**YOUR INSTRUCTIONS**
Identify all lines of the data containing the string "series" and copy them.

Data entries
START
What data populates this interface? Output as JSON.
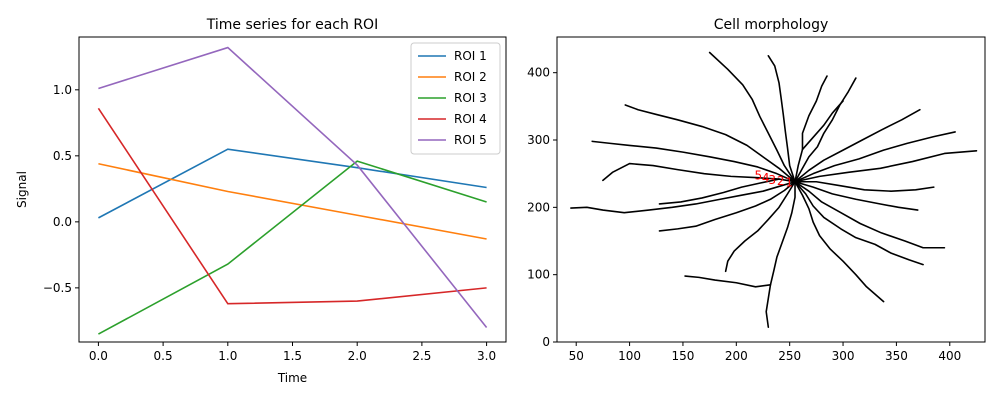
{
  "chart_data": [
    {
      "type": "line",
      "title": "Time series for each ROI",
      "xlabel": "Time",
      "ylabel": "Signal",
      "xlim": [
        -0.15,
        3.15
      ],
      "ylim": [
        -0.91,
        1.4
      ],
      "x_ticks": [
        0.0,
        0.5,
        1.0,
        1.5,
        2.0,
        2.5,
        3.0
      ],
      "x_tick_labels": [
        "0.0",
        "0.5",
        "1.0",
        "1.5",
        "2.0",
        "2.5",
        "3.0"
      ],
      "y_ticks": [
        -0.5,
        0.0,
        0.5,
        1.0
      ],
      "y_tick_labels": [
        "−0.5",
        "0.0",
        "0.5",
        "1.0"
      ],
      "grid": false,
      "legend_position": "top-right",
      "x": [
        0,
        1,
        2,
        3
      ],
      "series": [
        {
          "name": "ROI 1",
          "color": "#1f77b4",
          "values": [
            0.03,
            0.55,
            0.41,
            0.26
          ]
        },
        {
          "name": "ROI 2",
          "color": "#ff7f0e",
          "values": [
            0.44,
            0.23,
            0.05,
            -0.13
          ]
        },
        {
          "name": "ROI 3",
          "color": "#2ca02c",
          "values": [
            -0.85,
            -0.32,
            0.46,
            0.15
          ]
        },
        {
          "name": "ROI 4",
          "color": "#d62728",
          "values": [
            0.86,
            -0.62,
            -0.6,
            -0.5
          ]
        },
        {
          "name": "ROI 5",
          "color": "#9467bd",
          "values": [
            1.01,
            1.32,
            0.43,
            -0.8
          ]
        }
      ]
    },
    {
      "type": "line",
      "title": "Cell morphology",
      "xlim": [
        32,
        433
      ],
      "ylim": [
        0,
        453
      ],
      "x_ticks": [
        50,
        100,
        150,
        200,
        250,
        300,
        350,
        400
      ],
      "x_tick_labels": [
        "50",
        "100",
        "150",
        "200",
        "250",
        "300",
        "350",
        "400"
      ],
      "y_ticks": [
        0,
        100,
        200,
        300,
        400
      ],
      "y_tick_labels": [
        "0",
        "100",
        "200",
        "300",
        "400"
      ],
      "grid": false,
      "trace_color": "#000000",
      "label_color": "#ff0000",
      "center": [
        255,
        238
      ],
      "branches": [
        [
          [
            255,
            238
          ],
          [
            262,
            258
          ],
          [
            268,
            275
          ],
          [
            276,
            290
          ],
          [
            282,
            310
          ],
          [
            290,
            330
          ],
          [
            297,
            352
          ],
          [
            305,
            372
          ],
          [
            312,
            392
          ]
        ],
        [
          [
            255,
            238
          ],
          [
            268,
            255
          ],
          [
            282,
            270
          ],
          [
            300,
            285
          ],
          [
            318,
            300
          ],
          [
            336,
            315
          ],
          [
            355,
            330
          ],
          [
            372,
            345
          ]
        ],
        [
          [
            255,
            238
          ],
          [
            272,
            250
          ],
          [
            292,
            262
          ],
          [
            315,
            272
          ],
          [
            338,
            285
          ],
          [
            360,
            295
          ],
          [
            385,
            305
          ],
          [
            405,
            312
          ]
        ],
        [
          [
            255,
            238
          ],
          [
            278,
            246
          ],
          [
            305,
            252
          ],
          [
            335,
            258
          ],
          [
            365,
            268
          ],
          [
            395,
            280
          ],
          [
            425,
            284
          ]
        ],
        [
          [
            255,
            238
          ],
          [
            275,
            238
          ],
          [
            298,
            232
          ],
          [
            320,
            226
          ],
          [
            345,
            224
          ],
          [
            368,
            226
          ],
          [
            385,
            230
          ]
        ],
        [
          [
            255,
            238
          ],
          [
            272,
            230
          ],
          [
            290,
            220
          ],
          [
            312,
            212
          ],
          [
            335,
            205
          ],
          [
            352,
            200
          ],
          [
            370,
            196
          ]
        ],
        [
          [
            255,
            238
          ],
          [
            268,
            224
          ],
          [
            280,
            208
          ],
          [
            298,
            192
          ],
          [
            316,
            176
          ],
          [
            336,
            162
          ],
          [
            358,
            150
          ],
          [
            375,
            140
          ],
          [
            395,
            140
          ]
        ],
        [
          [
            255,
            238
          ],
          [
            265,
            220
          ],
          [
            272,
            202
          ],
          [
            282,
            185
          ],
          [
            298,
            168
          ],
          [
            312,
            155
          ],
          [
            330,
            145
          ],
          [
            345,
            132
          ],
          [
            362,
            122
          ],
          [
            375,
            115
          ]
        ],
        [
          [
            255,
            238
          ],
          [
            262,
            218
          ],
          [
            268,
            198
          ],
          [
            272,
            178
          ],
          [
            278,
            158
          ],
          [
            288,
            138
          ],
          [
            300,
            120
          ],
          [
            312,
            100
          ],
          [
            322,
            82
          ],
          [
            338,
            60
          ]
        ],
        [
          [
            255,
            238
          ],
          [
            255,
            215
          ],
          [
            252,
            192
          ],
          [
            248,
            170
          ],
          [
            243,
            148
          ],
          [
            238,
            126
          ],
          [
            235,
            105
          ],
          [
            232,
            85
          ],
          [
            230,
            65
          ],
          [
            228,
            45
          ],
          [
            230,
            22
          ]
        ],
        [
          [
            255,
            238
          ],
          [
            248,
            220
          ],
          [
            240,
            200
          ],
          [
            230,
            182
          ],
          [
            220,
            165
          ],
          [
            208,
            150
          ],
          [
            198,
            135
          ],
          [
            192,
            120
          ],
          [
            190,
            105
          ]
        ],
        [
          [
            255,
            238
          ],
          [
            245,
            225
          ],
          [
            232,
            212
          ],
          [
            218,
            202
          ],
          [
            200,
            192
          ],
          [
            180,
            182
          ],
          [
            162,
            172
          ],
          [
            145,
            168
          ],
          [
            128,
            165
          ]
        ],
        [
          [
            255,
            238
          ],
          [
            242,
            232
          ],
          [
            225,
            224
          ],
          [
            205,
            218
          ],
          [
            185,
            212
          ],
          [
            162,
            205
          ],
          [
            140,
            200
          ],
          [
            118,
            196
          ],
          [
            95,
            192
          ],
          [
            75,
            196
          ],
          [
            60,
            200
          ],
          [
            45,
            199
          ]
        ],
        [
          [
            255,
            238
          ],
          [
            240,
            242
          ],
          [
            220,
            244
          ],
          [
            195,
            246
          ],
          [
            170,
            250
          ],
          [
            145,
            256
          ],
          [
            122,
            262
          ],
          [
            100,
            265
          ],
          [
            84,
            252
          ],
          [
            75,
            240
          ]
        ],
        [
          [
            255,
            238
          ],
          [
            238,
            250
          ],
          [
            220,
            260
          ],
          [
            198,
            268
          ],
          [
            175,
            275
          ],
          [
            150,
            282
          ],
          [
            125,
            288
          ],
          [
            100,
            292
          ],
          [
            82,
            295
          ],
          [
            65,
            298
          ]
        ],
        [
          [
            255,
            238
          ],
          [
            240,
            258
          ],
          [
            225,
            275
          ],
          [
            210,
            292
          ],
          [
            190,
            308
          ],
          [
            168,
            320
          ],
          [
            145,
            330
          ],
          [
            125,
            338
          ],
          [
            108,
            345
          ],
          [
            96,
            352
          ]
        ],
        [
          [
            255,
            238
          ],
          [
            245,
            262
          ],
          [
            238,
            285
          ],
          [
            230,
            310
          ],
          [
            222,
            335
          ],
          [
            215,
            360
          ],
          [
            206,
            382
          ],
          [
            192,
            405
          ],
          [
            175,
            430
          ]
        ],
        [
          [
            255,
            238
          ],
          [
            250,
            262
          ],
          [
            248,
            288
          ],
          [
            246,
            312
          ],
          [
            244,
            338
          ],
          [
            242,
            362
          ],
          [
            240,
            385
          ],
          [
            236,
            410
          ],
          [
            230,
            425
          ]
        ],
        [
          [
            255,
            238
          ],
          [
            258,
            262
          ],
          [
            262,
            286
          ],
          [
            262,
            310
          ],
          [
            268,
            336
          ],
          [
            275,
            358
          ],
          [
            280,
            380
          ],
          [
            285,
            395
          ]
        ],
        [
          [
            240,
            242
          ],
          [
            222,
            236
          ],
          [
            205,
            230
          ],
          [
            188,
            222
          ],
          [
            168,
            214
          ],
          [
            148,
            208
          ],
          [
            128,
            205
          ]
        ],
        [
          [
            262,
            286
          ],
          [
            272,
            304
          ],
          [
            282,
            322
          ],
          [
            290,
            340
          ],
          [
            300,
            358
          ]
        ],
        [
          [
            232,
            85
          ],
          [
            218,
            82
          ],
          [
            200,
            88
          ],
          [
            180,
            92
          ],
          [
            165,
            96
          ],
          [
            152,
            98
          ]
        ]
      ],
      "roi_labels": [
        {
          "text": "1",
          "x": 246,
          "y": 231
        },
        {
          "text": "2",
          "x": 238,
          "y": 233
        },
        {
          "text": "3",
          "x": 230,
          "y": 235
        },
        {
          "text": "4",
          "x": 224,
          "y": 238
        },
        {
          "text": "5",
          "x": 217,
          "y": 241
        }
      ]
    }
  ]
}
END
**THE OUTPUT**
      "title": "Time series for each ROI",
      "series": [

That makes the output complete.